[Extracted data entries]
+++
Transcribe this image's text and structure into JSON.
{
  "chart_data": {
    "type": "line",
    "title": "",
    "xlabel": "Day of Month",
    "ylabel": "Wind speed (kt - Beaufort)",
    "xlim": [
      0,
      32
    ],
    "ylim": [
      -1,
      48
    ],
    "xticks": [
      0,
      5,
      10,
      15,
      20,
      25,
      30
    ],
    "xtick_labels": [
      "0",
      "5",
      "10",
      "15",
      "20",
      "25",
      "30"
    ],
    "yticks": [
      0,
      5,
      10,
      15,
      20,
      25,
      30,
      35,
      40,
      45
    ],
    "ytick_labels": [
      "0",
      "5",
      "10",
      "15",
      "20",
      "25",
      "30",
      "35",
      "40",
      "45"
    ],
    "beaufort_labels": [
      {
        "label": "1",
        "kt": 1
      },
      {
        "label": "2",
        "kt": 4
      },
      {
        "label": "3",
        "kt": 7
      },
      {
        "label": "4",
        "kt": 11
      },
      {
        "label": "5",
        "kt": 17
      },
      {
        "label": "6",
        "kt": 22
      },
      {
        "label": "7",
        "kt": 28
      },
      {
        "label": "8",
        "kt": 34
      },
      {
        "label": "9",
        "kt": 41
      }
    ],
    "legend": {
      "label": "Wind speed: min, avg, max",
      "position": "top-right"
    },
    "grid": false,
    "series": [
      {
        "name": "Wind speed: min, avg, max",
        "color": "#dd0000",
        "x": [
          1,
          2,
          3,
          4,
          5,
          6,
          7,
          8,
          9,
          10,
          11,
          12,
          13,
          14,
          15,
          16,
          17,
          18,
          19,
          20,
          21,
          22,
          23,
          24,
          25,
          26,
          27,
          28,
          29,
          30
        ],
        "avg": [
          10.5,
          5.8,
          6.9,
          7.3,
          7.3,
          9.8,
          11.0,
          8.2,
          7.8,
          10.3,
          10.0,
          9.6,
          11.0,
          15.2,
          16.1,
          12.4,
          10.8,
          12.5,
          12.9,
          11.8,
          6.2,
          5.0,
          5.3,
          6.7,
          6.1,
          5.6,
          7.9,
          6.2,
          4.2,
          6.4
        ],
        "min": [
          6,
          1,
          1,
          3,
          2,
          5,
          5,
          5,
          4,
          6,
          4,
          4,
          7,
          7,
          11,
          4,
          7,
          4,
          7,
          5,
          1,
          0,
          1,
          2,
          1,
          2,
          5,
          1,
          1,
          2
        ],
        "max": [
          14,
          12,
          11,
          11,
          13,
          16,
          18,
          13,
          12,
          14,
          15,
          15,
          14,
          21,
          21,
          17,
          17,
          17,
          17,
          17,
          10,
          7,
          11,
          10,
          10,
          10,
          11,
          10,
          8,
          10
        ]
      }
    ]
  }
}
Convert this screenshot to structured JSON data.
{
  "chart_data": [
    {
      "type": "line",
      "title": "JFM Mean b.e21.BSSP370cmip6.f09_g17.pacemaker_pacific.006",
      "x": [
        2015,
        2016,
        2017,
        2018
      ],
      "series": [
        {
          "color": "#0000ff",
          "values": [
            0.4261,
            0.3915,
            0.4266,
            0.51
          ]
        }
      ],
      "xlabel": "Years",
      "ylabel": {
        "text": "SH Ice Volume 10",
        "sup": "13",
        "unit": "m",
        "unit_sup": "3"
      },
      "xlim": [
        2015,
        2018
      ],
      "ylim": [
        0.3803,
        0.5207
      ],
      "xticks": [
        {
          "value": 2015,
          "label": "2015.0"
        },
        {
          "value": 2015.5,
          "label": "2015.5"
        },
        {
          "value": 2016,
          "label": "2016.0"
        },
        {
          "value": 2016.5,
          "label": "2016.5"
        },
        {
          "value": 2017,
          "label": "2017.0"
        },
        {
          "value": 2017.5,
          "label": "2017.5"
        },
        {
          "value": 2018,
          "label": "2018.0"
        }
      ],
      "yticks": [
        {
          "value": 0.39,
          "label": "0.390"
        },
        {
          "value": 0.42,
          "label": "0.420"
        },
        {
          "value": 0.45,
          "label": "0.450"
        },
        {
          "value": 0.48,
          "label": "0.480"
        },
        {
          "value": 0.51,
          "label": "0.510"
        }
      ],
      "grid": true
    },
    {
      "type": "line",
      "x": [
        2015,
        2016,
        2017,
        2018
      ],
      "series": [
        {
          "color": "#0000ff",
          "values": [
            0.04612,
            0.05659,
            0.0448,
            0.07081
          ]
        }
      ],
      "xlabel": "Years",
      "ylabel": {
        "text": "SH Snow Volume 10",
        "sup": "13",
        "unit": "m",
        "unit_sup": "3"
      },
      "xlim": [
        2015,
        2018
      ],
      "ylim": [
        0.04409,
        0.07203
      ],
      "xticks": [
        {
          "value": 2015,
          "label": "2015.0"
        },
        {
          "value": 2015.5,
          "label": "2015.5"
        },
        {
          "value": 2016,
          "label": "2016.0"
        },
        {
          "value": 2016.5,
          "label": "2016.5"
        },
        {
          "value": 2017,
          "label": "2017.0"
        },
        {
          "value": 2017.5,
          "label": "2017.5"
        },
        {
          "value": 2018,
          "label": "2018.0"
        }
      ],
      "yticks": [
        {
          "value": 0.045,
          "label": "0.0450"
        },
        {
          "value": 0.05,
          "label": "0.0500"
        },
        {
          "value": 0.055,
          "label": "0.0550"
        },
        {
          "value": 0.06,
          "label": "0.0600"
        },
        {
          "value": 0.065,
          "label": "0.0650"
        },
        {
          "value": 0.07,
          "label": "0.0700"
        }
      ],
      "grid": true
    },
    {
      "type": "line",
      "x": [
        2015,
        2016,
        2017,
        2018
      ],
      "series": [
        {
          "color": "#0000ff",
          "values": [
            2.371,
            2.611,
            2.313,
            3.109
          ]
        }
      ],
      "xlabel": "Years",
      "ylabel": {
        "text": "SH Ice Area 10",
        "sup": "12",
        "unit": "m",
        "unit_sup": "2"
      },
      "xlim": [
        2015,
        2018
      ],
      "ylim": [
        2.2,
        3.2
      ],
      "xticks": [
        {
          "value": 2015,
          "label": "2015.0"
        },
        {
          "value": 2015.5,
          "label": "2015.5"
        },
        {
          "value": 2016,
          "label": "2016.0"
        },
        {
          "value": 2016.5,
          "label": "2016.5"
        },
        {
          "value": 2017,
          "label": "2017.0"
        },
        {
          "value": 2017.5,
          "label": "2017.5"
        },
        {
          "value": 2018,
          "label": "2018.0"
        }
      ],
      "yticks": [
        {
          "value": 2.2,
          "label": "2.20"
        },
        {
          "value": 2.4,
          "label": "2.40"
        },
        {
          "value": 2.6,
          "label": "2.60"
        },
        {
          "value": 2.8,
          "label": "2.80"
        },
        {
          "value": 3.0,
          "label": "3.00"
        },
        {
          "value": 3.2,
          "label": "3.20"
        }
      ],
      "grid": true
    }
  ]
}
+++
- **Short exercise**
Repeat the material above in full, exactly as it stands.

- **Solution below**
Transcribe this image's text and structure into JSON.
{
  "chart_data": {
    "type": "line",
    "title": "",
    "xlabel": "Day of Month",
    "ylabel": "Wind speed (kt - Beaufort)",
    "xlim": [
      0,
      32
    ],
    "ylim": [
      -1,
      48
    ],
    "xticks": [
      0,
      5,
      10,
      15,
      20,
      25,
      30
    ],
    "xtick_labels": [
      "0",
      "5",
      "10",
      "15",
      "20",
      "25",
      "30"
    ],
    "yticks": [
      0,
      5,
      10,
      15,
      20,
      25,
      30,
      35,
      40,
      45
    ],
    "ytick_labels": [
      "0",
      "5",
      "10",
      "15",
      "20",
      "25",
      "30",
      "35",
      "40",
      "45"
    ],
    "beaufort_labels": [
      {
        "label": "1",
        "kt": 1
      },
      {
        "label": "2",
        "kt": 4
      },
      {
        "label": "3",
        "kt": 7
      },
      {
        "label": "4",
        "kt": 11
      },
      {
        "label": "5",
        "kt": 17
      },
      {
        "label": "6",
        "kt": 22
      },
      {
        "label": "7",
        "kt": 28
      },
      {
        "label": "8",
        "kt": 34
      },
      {
        "label": "9",
        "kt": 41
      }
    ],
    "legend": {
      "label": "Wind speed: min, avg, max",
      "position": "top-right"
    },
    "grid": false,
    "series": [
      {
        "name": "Wind speed: min, avg, max",
        "color": "#dd0000",
        "x": [
          1,
          2,
          3,
          4,
          5,
          6,
          7,
          8,
          9,
          10,
          11,
          12,
          13,
          14,
          15,
          16,
          17,
          18,
          19,
          20,
          21,
          22,
          23,
          24,
          25,
          26,
          27,
          28,
          29,
          30
        ],
        "avg": [
          10.5,
          5.8,
          6.9,
          7.3,
          7.3,
          9.8,
          11.0,
          8.2,
          7.8,
          10.3,
          10.0,
          9.6,
          11.0,
          15.2,
          16.1,
          12.4,
          10.8,
          12.5,
          12.9,
          11.8,
          6.2,
          5.0,
          5.3,
          6.7,
          6.1,
          5.6,
          7.9,
          6.2,
          4.2,
          6.4
        ],
        "min": [
          6,
          1,
          1,
          3,
          2,
          5,
          5,
          5,
          4,
          6,
          4,
          4,
          7,
          7,
          11,
          4,
          7,
          4,
          7,
          5,
          1,
          0,
          1,
          2,
          1,
          2,
          5,
          1,
          1,
          2
        ],
        "max": [
          14,
          12,
          11,
          11,
          13,
          16,
          18,
          13,
          12,
          14,
          15,
          15,
          14,
          21,
          21,
          17,
          17,
          17,
          17,
          17,
          10,
          7,
          11,
          10,
          10,
          10,
          11,
          10,
          8,
          10
        ]
      }
    ]
  }
}
Convert this screenshot to structured JSON data.
{
  "chart_data": [
    {
      "type": "line",
      "title": "JFM Mean b.e21.BSSP370cmip6.f09_g17.pacemaker_pacific.006",
      "x": [
        2015,
        2016,
        2017,
        2018
      ],
      "series": [
        {
          "color": "#0000ff",
          "values": [
            0.4261,
            0.3915,
            0.4266,
            0.51
          ]
        }
      ],
      "xlabel": "Years",
      "ylabel": {
        "text": "SH Ice Volume 10",
        "sup": "13",
        "unit": "m",
        "unit_sup": "3"
      },
      "xlim": [
        2015,
        2018
      ],
      "ylim": [
        0.3803,
        0.5207
      ],
      "xticks": [
        {
          "value": 2015,
          "label": "2015.0"
        },
        {
          "value": 2015.5,
          "label": "2015.5"
        },
        {
          "value": 2016,
          "label": "2016.0"
        },
        {
          "value": 2016.5,
          "label": "2016.5"
        },
        {
          "value": 2017,
          "label": "2017.0"
        },
        {
          "value": 2017.5,
          "label": "2017.5"
        },
        {
          "value": 2018,
          "label": "2018.0"
        }
      ],
      "yticks": [
        {
          "value": 0.39,
          "label": "0.390"
        },
        {
          "value": 0.42,
          "label": "0.420"
        },
        {
          "value": 0.45,
          "label": "0.450"
        },
        {
          "value": 0.48,
          "label": "0.480"
        },
        {
          "value": 0.51,
          "label": "0.510"
        }
      ],
      "grid": true
    },
    {
      "type": "line",
      "x": [
        2015,
        2016,
        2017,
        2018
      ],
      "series": [
        {
          "color": "#0000ff",
          "values": [
            0.04612,
            0.05659,
            0.0448,
            0.07081
          ]
        }
      ],
      "xlabel": "Years",
      "ylabel": {
        "text": "SH Snow Volume 10",
        "sup": "13",
        "unit": "m",
        "unit_sup": "3"
      },
      "xlim": [
        2015,
        2018
      ],
      "ylim": [
        0.04409,
        0.07203
      ],
      "xticks": [
        {
          "value": 2015,
          "label": "2015.0"
        },
        {
          "value": 2015.5,
          "label": "2015.5"
        },
        {
          "value": 2016,
          "label": "2016.0"
        },
        {
          "value": 2016.5,
          "label": "2016.5"
        },
        {
          "value": 2017,
          "label": "2017.0"
        },
        {
          "value": 2017.5,
          "label": "2017.5"
        },
        {
          "value": 2018,
          "label": "2018.0"
        }
      ],
      "yticks": [
        {
          "value": 0.045,
          "label": "0.0450"
        },
        {
          "value": 0.05,
          "label": "0.0500"
        },
        {
          "value": 0.055,
          "label": "0.0550"
        },
        {
          "value": 0.06,
          "label": "0.0600"
        },
        {
          "value": 0.065,
          "label": "0.0650"
        },
        {
          "value": 0.07,
          "label": "0.0700"
        }
      ],
      "grid": true
    },
    {
      "type": "line",
      "x": [
        2015,
        2016,
        2017,
        2018
      ],
      "series": [
        {
          "color": "#0000ff",
          "values": [
            2.371,
            2.611,
            2.313,
            3.109
          ]
        }
      ],
      "xlabel": "Years",
      "ylabel": {
        "text": "SH Ice Area 10",
        "sup": "12",
        "unit": "m",
        "unit_sup": "2"
      },
      "xlim": [
        2015,
        2018
      ],
      "ylim": [
        2.2,
        3.2
      ],
      "xticks": [
        {
          "value": 2015,
          "label": "2015.0"
        },
        {
          "value": 2015.5,
          "label": "2015.5"
        },
        {
          "value": 2016,
          "label": "2016.0"
        },
        {
          "value": 2016.5,
          "label": "2016.5"
        },
        {
          "value": 2017,
          "label": "2017.0"
        },
        {
          "value": 2017.5,
          "label": "2017.5"
        },
        {
          "value": 2018,
          "label": "2018.0"
        }
      ],
      "yticks": [
        {
          "value": 2.2,
          "label": "2.20"
        },
        {
          "value": 2.4,
          "label": "2.40"
        },
        {
          "value": 2.6,
          "label": "2.60"
        },
        {
          "value": 2.8,
          "label": "2.80"
        },
        {
          "value": 3.0,
          "label": "3.00"
        },
        {
          "value": 3.2,
          "label": "3.20"
        }
      ],
      "grid": true
    }
  ]
}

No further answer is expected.